Records:
= = = = = = =

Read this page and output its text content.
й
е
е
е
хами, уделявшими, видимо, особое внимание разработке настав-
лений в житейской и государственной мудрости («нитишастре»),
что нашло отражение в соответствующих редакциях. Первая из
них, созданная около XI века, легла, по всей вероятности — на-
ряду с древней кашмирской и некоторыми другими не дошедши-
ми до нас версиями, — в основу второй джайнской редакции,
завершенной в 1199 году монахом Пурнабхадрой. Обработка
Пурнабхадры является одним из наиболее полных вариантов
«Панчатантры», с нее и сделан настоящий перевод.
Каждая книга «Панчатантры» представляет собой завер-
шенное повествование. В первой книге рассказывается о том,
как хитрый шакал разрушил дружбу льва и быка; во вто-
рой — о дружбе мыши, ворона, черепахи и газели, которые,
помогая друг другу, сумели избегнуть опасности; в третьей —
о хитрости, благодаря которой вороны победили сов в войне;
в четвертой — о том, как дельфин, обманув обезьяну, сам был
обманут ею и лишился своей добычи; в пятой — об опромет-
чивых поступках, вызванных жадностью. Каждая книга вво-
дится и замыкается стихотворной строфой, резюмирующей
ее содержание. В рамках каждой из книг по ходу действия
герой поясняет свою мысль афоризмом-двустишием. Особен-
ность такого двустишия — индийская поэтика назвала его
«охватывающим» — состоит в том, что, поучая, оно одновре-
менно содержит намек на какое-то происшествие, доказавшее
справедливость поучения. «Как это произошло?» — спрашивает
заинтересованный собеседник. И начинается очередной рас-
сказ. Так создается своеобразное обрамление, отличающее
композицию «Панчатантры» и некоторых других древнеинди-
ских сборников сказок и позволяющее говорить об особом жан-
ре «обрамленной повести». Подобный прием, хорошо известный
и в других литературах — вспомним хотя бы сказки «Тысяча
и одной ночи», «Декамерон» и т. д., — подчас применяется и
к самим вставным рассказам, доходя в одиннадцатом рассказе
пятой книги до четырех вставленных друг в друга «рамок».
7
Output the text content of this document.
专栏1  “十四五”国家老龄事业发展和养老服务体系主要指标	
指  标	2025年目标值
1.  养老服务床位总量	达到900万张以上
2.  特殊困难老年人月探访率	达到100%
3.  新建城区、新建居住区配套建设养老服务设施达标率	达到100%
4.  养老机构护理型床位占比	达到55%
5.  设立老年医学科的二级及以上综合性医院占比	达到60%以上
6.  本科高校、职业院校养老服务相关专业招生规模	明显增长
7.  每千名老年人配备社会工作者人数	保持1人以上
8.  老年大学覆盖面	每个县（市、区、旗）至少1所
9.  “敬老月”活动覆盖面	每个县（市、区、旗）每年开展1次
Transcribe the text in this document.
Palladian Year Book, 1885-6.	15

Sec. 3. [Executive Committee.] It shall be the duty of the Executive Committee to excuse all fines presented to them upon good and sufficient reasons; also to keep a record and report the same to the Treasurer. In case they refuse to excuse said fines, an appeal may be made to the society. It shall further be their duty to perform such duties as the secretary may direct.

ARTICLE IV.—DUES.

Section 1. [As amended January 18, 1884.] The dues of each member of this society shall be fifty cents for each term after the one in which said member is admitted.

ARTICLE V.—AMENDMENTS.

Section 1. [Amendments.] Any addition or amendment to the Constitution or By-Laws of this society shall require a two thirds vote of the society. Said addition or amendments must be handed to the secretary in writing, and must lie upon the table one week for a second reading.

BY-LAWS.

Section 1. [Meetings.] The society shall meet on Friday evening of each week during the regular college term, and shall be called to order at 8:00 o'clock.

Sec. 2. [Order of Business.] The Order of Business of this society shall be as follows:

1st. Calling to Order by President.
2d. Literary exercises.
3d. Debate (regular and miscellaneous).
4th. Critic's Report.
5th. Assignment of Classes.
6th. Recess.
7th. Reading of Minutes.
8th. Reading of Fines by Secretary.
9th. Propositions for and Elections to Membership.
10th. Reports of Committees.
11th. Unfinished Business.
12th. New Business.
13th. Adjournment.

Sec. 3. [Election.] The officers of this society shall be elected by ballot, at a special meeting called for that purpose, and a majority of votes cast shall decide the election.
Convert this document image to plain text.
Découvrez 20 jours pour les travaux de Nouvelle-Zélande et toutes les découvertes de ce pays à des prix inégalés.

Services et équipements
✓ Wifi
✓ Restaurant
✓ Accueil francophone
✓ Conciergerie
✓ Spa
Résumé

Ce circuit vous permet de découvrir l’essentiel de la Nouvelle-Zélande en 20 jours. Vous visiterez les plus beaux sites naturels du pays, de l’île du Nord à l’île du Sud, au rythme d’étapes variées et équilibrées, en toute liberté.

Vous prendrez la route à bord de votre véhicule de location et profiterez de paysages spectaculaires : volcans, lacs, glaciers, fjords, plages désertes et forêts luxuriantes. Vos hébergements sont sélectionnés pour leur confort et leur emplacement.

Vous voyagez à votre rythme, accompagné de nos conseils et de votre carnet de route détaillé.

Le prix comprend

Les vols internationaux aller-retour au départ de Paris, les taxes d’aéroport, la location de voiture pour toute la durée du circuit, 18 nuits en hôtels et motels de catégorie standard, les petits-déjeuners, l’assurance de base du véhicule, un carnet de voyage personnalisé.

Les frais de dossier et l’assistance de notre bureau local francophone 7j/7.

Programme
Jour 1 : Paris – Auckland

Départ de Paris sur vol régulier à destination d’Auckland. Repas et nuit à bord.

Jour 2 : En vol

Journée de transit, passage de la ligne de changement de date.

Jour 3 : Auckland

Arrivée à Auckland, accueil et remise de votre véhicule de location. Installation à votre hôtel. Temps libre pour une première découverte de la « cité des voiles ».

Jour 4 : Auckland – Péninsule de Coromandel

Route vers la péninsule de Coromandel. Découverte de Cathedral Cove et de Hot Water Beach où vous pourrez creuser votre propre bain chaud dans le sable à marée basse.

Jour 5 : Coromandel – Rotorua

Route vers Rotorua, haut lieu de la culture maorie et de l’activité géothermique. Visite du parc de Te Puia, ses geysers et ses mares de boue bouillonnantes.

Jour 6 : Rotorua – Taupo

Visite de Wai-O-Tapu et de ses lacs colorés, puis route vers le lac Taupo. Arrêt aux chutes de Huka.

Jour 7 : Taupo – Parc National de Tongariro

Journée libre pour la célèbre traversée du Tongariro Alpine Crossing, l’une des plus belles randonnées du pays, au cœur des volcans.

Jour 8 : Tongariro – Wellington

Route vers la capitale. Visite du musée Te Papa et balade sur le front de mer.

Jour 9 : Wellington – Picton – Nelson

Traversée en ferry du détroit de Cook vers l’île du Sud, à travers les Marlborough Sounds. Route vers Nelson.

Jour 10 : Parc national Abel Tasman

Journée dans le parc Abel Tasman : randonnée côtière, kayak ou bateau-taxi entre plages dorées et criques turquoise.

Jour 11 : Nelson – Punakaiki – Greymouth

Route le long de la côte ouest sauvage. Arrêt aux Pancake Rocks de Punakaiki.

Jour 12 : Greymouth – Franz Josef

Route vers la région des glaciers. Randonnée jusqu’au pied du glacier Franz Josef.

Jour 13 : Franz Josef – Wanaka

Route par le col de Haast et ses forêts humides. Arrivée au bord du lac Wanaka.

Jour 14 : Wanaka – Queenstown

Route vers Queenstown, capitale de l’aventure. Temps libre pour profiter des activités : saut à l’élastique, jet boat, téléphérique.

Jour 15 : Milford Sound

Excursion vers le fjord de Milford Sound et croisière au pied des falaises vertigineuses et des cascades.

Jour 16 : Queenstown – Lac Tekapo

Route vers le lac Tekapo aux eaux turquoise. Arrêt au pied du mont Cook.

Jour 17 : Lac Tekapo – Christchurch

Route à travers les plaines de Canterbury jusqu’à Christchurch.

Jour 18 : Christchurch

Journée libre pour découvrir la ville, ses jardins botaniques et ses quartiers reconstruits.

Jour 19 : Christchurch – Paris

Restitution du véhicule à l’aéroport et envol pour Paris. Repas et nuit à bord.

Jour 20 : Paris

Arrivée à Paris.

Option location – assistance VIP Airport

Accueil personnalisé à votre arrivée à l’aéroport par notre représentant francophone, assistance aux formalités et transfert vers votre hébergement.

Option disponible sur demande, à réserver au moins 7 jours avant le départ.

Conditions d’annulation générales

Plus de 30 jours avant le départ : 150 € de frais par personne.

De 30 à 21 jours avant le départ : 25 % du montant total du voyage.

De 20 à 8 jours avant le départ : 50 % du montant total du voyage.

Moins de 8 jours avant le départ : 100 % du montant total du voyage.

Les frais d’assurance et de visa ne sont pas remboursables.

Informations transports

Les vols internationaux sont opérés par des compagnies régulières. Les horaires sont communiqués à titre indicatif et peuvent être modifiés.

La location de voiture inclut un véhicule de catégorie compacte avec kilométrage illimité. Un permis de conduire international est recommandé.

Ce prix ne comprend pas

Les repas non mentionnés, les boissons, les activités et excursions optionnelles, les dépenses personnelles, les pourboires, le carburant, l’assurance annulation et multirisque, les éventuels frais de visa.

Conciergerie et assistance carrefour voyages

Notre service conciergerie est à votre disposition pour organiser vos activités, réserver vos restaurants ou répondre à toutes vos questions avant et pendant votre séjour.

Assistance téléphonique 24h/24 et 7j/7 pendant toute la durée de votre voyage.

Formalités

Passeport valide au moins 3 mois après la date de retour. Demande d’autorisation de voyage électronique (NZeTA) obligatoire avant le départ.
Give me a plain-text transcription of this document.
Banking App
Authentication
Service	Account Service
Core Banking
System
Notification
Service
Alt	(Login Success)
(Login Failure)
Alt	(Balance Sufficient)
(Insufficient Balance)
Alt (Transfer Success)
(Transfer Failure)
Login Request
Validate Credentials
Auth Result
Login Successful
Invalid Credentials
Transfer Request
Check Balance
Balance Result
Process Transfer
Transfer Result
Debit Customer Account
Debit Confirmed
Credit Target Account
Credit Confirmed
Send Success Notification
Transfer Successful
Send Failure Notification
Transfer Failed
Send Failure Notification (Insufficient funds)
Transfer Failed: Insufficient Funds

= = = = = = =

> _Set problem_: Gather each line from the listing above that holds "Панчатантры".

> _Correct result_:
«Панчатантры», с нее и сделан настоящий перевод.
Каждая книга «Панчатантры» представляет собой завер-
композицию «Панчатантры» и некоторых других древнеинди-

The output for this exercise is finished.